» Given task:
Copy all the material that follows, keeping every character the same.

:::

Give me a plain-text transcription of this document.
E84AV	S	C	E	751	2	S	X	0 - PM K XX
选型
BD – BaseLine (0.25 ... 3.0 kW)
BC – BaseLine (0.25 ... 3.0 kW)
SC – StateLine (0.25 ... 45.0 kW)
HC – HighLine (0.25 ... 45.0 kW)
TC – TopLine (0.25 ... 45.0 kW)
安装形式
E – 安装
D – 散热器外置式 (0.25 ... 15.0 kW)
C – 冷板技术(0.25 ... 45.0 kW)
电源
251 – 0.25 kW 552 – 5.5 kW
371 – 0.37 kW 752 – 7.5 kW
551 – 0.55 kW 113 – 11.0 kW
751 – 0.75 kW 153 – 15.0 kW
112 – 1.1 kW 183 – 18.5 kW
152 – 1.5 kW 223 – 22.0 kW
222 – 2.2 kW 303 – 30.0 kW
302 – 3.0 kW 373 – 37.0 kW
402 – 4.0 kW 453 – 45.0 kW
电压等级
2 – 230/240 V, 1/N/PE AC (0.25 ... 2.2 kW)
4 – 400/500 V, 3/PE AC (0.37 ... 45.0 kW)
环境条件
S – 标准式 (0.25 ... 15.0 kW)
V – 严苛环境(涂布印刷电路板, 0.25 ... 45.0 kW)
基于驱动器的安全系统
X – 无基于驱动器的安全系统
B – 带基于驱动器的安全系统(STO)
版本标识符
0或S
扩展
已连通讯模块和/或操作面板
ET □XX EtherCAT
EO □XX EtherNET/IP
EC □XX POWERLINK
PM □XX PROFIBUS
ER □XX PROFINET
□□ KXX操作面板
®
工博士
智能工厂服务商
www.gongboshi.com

:::

» Result:
Give me a plain-text transcription of this document.
E84AV	S	C	E	751	2	S	X	0 - PM K XX
选型
BD – BaseLine (0.25 ... 3.0 kW)
BC – BaseLine (0.25 ... 3.0 kW)
SC – StateLine (0.25 ... 45.0 kW)
HC – HighLine (0.25 ... 45.0 kW)
TC – TopLine (0.25 ... 45.0 kW)
安装形式
E – 安装
D – 散热器外置式 (0.25 ... 15.0 kW)
C – 冷板技术(0.25 ... 45.0 kW)
电源
251 – 0.25 kW 552 – 5.5 kW
371 – 0.37 kW 752 – 7.5 kW
551 – 0.55 kW 113 – 11.0 kW
751 – 0.75 kW 153 – 15.0 kW
112 – 1.1 kW 183 – 18.5 kW
152 – 1.5 kW 223 – 22.0 kW
222 – 2.2 kW 303 – 30.0 kW
302 – 3.0 kW 373 – 37.0 kW
402 – 4.0 kW 453 – 45.0 kW
电压等级
2 – 230/240 V, 1/N/PE AC (0.25 ... 2.2 kW)
4 – 400/500 V, 3/PE AC (0.37 ... 45.0 kW)
环境条件
S – 标准式 (0.25 ... 15.0 kW)
V – 严苛环境(涂布印刷电路板, 0.25 ... 45.0 kW)
基于驱动器的安全系统
X – 无基于驱动器的安全系统
B – 带基于驱动器的安全系统(STO)
版本标识符
0或S
扩展
已连通讯模块和/或操作面板
ET □XX EtherCAT
EO □XX EtherNET/IP
EC □XX POWERLINK
PM □XX PROFIBUS
ER □XX PROFINET
□□ KXX操作面板
®
工博士
智能工厂服务商
www.gongboshi.com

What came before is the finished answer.